**LISTING**
------------------------------

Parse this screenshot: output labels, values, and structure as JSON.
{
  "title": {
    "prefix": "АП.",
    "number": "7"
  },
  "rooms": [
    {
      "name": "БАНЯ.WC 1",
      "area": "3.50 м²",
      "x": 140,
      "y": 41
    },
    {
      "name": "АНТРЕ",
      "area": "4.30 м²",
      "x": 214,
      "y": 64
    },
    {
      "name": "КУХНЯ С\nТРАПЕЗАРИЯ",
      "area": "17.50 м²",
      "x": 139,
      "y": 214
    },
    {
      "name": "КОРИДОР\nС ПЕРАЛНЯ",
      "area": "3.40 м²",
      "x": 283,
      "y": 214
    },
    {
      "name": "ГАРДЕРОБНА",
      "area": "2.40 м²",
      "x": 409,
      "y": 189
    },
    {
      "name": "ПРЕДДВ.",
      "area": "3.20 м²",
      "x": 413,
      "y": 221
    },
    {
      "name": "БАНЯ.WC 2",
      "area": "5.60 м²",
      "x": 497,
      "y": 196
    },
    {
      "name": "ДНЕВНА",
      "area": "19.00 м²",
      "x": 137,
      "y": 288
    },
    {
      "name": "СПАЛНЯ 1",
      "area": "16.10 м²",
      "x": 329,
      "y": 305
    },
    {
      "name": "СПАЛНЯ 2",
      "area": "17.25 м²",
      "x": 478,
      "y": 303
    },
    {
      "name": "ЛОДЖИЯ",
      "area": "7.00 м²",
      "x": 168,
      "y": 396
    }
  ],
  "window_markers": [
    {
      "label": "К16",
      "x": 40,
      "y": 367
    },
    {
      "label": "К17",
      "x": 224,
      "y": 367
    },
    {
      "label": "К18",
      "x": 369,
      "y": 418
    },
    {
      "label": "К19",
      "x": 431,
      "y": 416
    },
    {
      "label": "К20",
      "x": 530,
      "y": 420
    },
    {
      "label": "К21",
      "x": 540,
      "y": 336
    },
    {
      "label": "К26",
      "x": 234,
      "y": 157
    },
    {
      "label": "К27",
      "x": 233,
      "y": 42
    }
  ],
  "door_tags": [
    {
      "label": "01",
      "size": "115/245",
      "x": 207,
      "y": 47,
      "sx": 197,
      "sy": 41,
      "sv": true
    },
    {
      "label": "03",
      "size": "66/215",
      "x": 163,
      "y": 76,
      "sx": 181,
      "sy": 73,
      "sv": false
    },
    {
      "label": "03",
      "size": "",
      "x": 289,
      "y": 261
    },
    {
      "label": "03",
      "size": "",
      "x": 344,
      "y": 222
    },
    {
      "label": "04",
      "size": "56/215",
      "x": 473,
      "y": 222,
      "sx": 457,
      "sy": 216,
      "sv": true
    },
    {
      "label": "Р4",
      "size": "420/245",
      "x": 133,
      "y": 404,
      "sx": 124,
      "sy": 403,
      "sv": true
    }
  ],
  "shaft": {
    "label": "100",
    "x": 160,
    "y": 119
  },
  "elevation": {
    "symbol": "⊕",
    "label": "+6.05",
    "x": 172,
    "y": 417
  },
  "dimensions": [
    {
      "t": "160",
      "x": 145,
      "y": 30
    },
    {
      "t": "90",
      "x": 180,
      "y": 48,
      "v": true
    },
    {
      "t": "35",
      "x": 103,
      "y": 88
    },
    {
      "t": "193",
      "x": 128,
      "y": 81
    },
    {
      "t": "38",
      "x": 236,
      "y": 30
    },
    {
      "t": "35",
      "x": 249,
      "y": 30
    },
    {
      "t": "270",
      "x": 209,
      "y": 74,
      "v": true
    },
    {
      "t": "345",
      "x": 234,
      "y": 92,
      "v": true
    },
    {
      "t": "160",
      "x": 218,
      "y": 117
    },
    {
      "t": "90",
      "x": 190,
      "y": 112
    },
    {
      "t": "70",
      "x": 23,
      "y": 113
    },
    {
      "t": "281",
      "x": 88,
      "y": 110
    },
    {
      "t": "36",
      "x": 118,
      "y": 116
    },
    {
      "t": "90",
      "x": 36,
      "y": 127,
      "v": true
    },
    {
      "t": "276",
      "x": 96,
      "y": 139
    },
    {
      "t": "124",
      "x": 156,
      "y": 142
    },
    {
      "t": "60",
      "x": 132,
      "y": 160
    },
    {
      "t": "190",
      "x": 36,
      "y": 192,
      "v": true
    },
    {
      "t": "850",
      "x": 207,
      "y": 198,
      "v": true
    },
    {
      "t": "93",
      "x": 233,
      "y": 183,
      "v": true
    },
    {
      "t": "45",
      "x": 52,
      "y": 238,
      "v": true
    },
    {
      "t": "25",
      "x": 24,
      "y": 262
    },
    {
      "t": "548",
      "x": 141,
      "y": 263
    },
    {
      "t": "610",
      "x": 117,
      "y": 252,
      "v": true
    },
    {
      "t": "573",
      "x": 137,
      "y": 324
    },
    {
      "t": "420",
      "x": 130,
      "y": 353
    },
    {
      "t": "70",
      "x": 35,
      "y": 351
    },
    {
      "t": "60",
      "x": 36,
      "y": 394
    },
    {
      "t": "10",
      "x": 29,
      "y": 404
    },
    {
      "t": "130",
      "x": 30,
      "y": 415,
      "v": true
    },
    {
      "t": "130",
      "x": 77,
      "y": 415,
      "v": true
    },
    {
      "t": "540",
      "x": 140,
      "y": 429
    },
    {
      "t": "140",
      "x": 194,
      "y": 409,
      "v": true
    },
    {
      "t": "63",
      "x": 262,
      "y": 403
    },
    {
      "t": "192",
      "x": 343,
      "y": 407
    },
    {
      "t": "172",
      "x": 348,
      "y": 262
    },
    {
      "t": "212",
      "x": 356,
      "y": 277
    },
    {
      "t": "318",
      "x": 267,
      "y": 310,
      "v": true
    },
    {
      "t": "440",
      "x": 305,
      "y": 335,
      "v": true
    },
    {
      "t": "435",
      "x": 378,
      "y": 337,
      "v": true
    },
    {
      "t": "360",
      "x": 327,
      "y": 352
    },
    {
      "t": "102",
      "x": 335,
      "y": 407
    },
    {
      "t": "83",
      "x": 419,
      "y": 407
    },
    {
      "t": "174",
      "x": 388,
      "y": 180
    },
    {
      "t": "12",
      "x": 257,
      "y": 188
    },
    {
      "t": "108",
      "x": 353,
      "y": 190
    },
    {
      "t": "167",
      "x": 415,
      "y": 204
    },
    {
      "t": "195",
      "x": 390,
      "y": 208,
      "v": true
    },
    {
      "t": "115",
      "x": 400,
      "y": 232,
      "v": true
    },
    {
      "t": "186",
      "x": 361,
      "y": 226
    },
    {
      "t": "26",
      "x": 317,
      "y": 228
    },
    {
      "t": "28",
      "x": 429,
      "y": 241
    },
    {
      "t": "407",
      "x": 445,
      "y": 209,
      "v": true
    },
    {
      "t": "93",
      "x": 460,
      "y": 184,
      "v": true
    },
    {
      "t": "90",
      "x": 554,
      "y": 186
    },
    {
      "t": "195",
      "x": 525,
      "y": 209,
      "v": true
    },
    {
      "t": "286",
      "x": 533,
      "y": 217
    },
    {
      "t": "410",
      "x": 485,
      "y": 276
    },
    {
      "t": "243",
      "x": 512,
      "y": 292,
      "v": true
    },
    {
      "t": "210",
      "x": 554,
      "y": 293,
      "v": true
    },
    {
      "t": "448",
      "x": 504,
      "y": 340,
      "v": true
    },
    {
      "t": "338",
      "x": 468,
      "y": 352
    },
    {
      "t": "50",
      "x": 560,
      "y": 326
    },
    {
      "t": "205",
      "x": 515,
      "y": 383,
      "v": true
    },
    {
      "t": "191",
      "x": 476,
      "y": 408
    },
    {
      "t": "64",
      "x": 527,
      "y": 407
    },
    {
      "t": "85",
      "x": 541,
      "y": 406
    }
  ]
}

------------------------------

**SET EXERCISE**
Write out the data exactly as it stands.

**FINISHED ANSWER**
Parse this screenshot: output labels, values, and structure as JSON.
{
  "title": {
    "prefix": "АП.",
    "number": "7"
  },
  "rooms": [
    {
      "name": "БАНЯ.WC 1",
      "area": "3.50 м²",
      "x": 140,
      "y": 41
    },
    {
      "name": "АНТРЕ",
      "area": "4.30 м²",
      "x": 214,
      "y": 64
    },
    {
      "name": "КУХНЯ С\nТРАПЕЗАРИЯ",
      "area": "17.50 м²",
      "x": 139,
      "y": 214
    },
    {
      "name": "КОРИДОР\nС ПЕРАЛНЯ",
      "area": "3.40 м²",
      "x": 283,
      "y": 214
    },
    {
      "name": "ГАРДЕРОБНА",
      "area": "2.40 м²",
      "x": 409,
      "y": 189
    },
    {
      "name": "ПРЕДДВ.",
      "area": "3.20 м²",
      "x": 413,
      "y": 221
    },
    {
      "name": "БАНЯ.WC 2",
      "area": "5.60 м²",
      "x": 497,
      "y": 196
    },
    {
      "name": "ДНЕВНА",
      "area": "19.00 м²",
      "x": 137,
      "y": 288
    },
    {
      "name": "СПАЛНЯ 1",
      "area": "16.10 м²",
      "x": 329,
      "y": 305
    },
    {
      "name": "СПАЛНЯ 2",
      "area": "17.25 м²",
      "x": 478,
      "y": 303
    },
    {
      "name": "ЛОДЖИЯ",
      "area": "7.00 м²",
      "x": 168,
      "y": 396
    }
  ],
  "window_markers": [
    {
      "label": "К16",
      "x": 40,
      "y": 367
    },
    {
      "label": "К17",
      "x": 224,
      "y": 367
    },
    {
      "label": "К18",
      "x": 369,
      "y": 418
    },
    {
      "label": "К19",
      "x": 431,
      "y": 416
    },
    {
      "label": "К20",
      "x": 530,
      "y": 420
    },
    {
      "label": "К21",
      "x": 540,
      "y": 336
    },
    {
      "label": "К26",
      "x": 234,
      "y": 157
    },
    {
      "label": "К27",
      "x": 233,
      "y": 42
    }
  ],
  "door_tags": [
    {
      "label": "01",
      "size": "115/245",
      "x": 207,
      "y": 47,
      "sx": 197,
      "sy": 41,
      "sv": true
    },
    {
      "label": "03",
      "size": "66/215",
      "x": 163,
      "y": 76,
      "sx": 181,
      "sy": 73,
      "sv": false
    },
    {
      "label": "03",
      "size": "",
      "x": 289,
      "y": 261
    },
    {
      "label": "03",
      "size": "",
      "x": 344,
      "y": 222
    },
    {
      "label": "04",
      "size": "56/215",
      "x": 473,
      "y": 222,
      "sx": 457,
      "sy": 216,
      "sv": true
    },
    {
      "label": "Р4",
      "size": "420/245",
      "x": 133,
      "y": 404,
      "sx": 124,
      "sy": 403,
      "sv": true
    }
  ],
  "shaft": {
    "label": "100",
    "x": 160,
    "y": 119
  },
  "elevation": {
    "symbol": "⊕",
    "label": "+6.05",
    "x": 172,
    "y": 417
  },
  "dimensions": [
    {
      "t": "160",
      "x": 145,
      "y": 30
    },
    {
      "t": "90",
      "x": 180,
      "y": 48,
      "v": true
    },
    {
      "t": "35",
      "x": 103,
      "y": 88
    },
    {
      "t": "193",
      "x": 128,
      "y": 81
    },
    {
      "t": "38",
      "x": 236,
      "y": 30
    },
    {
      "t": "35",
      "x": 249,
      "y": 30
    },
    {
      "t": "270",
      "x": 209,
      "y": 74,
      "v": true
    },
    {
      "t": "345",
      "x": 234,
      "y": 92,
      "v": true
    },
    {
      "t": "160",
      "x": 218,
      "y": 117
    },
    {
      "t": "90",
      "x": 190,
      "y": 112
    },
    {
      "t": "70",
      "x": 23,
      "y": 113
    },
    {
      "t": "281",
      "x": 88,
      "y": 110
    },
    {
      "t": "36",
      "x": 118,
      "y": 116
    },
    {
      "t": "90",
      "x": 36,
      "y": 127,
      "v": true
    },
    {
      "t": "276",
      "x": 96,
      "y": 139
    },
    {
      "t": "124",
      "x": 156,
      "y": 142
    },
    {
      "t": "60",
      "x": 132,
      "y": 160
    },
    {
      "t": "190",
      "x": 36,
      "y": 192,
      "v": true
    },
    {
      "t": "850",
      "x": 207,
      "y": 198,
      "v": true
    },
    {
      "t": "93",
      "x": 233,
      "y": 183,
      "v": true
    },
    {
      "t": "45",
      "x": 52,
      "y": 238,
      "v": true
    },
    {
      "t": "25",
      "x": 24,
      "y": 262
    },
    {
      "t": "548",
      "x": 141,
      "y": 263
    },
    {
      "t": "610",
      "x": 117,
      "y": 252,
      "v": true
    },
    {
      "t": "573",
      "x": 137,
      "y": 324
    },
    {
      "t": "420",
      "x": 130,
      "y": 353
    },
    {
      "t": "70",
      "x": 35,
      "y": 351
    },
    {
      "t": "60",
      "x": 36,
      "y": 394
    },
    {
      "t": "10",
      "x": 29,
      "y": 404
    },
    {
      "t": "130",
      "x": 30,
      "y": 415,
      "v": true
    },
    {
      "t": "130",
      "x": 77,
      "y": 415,
      "v": true
    },
    {
      "t": "540",
      "x": 140,
      "y": 429
    },
    {
      "t": "140",
      "x": 194,
      "y": 409,
      "v": true
    },
    {
      "t": "63",
      "x": 262,
      "y": 403
    },
    {
      "t": "192",
      "x": 343,
      "y": 407
    },
    {
      "t": "172",
      "x": 348,
      "y": 262
    },
    {
      "t": "212",
      "x": 356,
      "y": 277
    },
    {
      "t": "318",
      "x": 267,
      "y": 310,
      "v": true
    },
    {
      "t": "440",
      "x": 305,
      "y": 335,
      "v": true
    },
    {
      "t": "435",
      "x": 378,
      "y": 337,
      "v": true
    },
    {
      "t": "360",
      "x": 327,
      "y": 352
    },
    {
      "t": "102",
      "x": 335,
      "y": 407
    },
    {
      "t": "83",
      "x": 419,
      "y": 407
    },
    {
      "t": "174",
      "x": 388,
      "y": 180
    },
    {
      "t": "12",
      "x": 257,
      "y": 188
    },
    {
      "t": "108",
      "x": 353,
      "y": 190
    },
    {
      "t": "167",
      "x": 415,
      "y": 204
    },
    {
      "t": "195",
      "x": 390,
      "y": 208,
      "v": true
    },
    {
      "t": "115",
      "x": 400,
      "y": 232,
      "v": true
    },
    {
      "t": "186",
      "x": 361,
      "y": 226
    },
    {
      "t": "26",
      "x": 317,
      "y": 228
    },
    {
      "t": "28",
      "x": 429,
      "y": 241
    },
    {
      "t": "407",
      "x": 445,
      "y": 209,
      "v": true
    },
    {
      "t": "93",
      "x": 460,
      "y": 184,
      "v": true
    },
    {
      "t": "90",
      "x": 554,
      "y": 186
    },
    {
      "t": "195",
      "x": 525,
      "y": 209,
      "v": true
    },
    {
      "t": "286",
      "x": 533,
      "y": 217
    },
    {
      "t": "410",
      "x": 485,
      "y": 276
    },
    {
      "t": "243",
      "x": 512,
      "y": 292,
      "v": true
    },
    {
      "t": "210",
      "x": 554,
      "y": 293,
      "v": true
    },
    {
      "t": "448",
      "x": 504,
      "y": 340,
      "v": true
    },
    {
      "t": "338",
      "x": 468,
      "y": 352
    },
    {
      "t": "50",
      "x": 560,
      "y": 326
    },
    {
      "t": "205",
      "x": 515,
      "y": 383,
      "v": true
    },
    {
      "t": "191",
      "x": 476,
      "y": 408
    },
    {
      "t": "64",
      "x": 527,
      "y": 407
    },
    {
      "t": "85",
      "x": 541,
      "y": 406
    }
  ]
}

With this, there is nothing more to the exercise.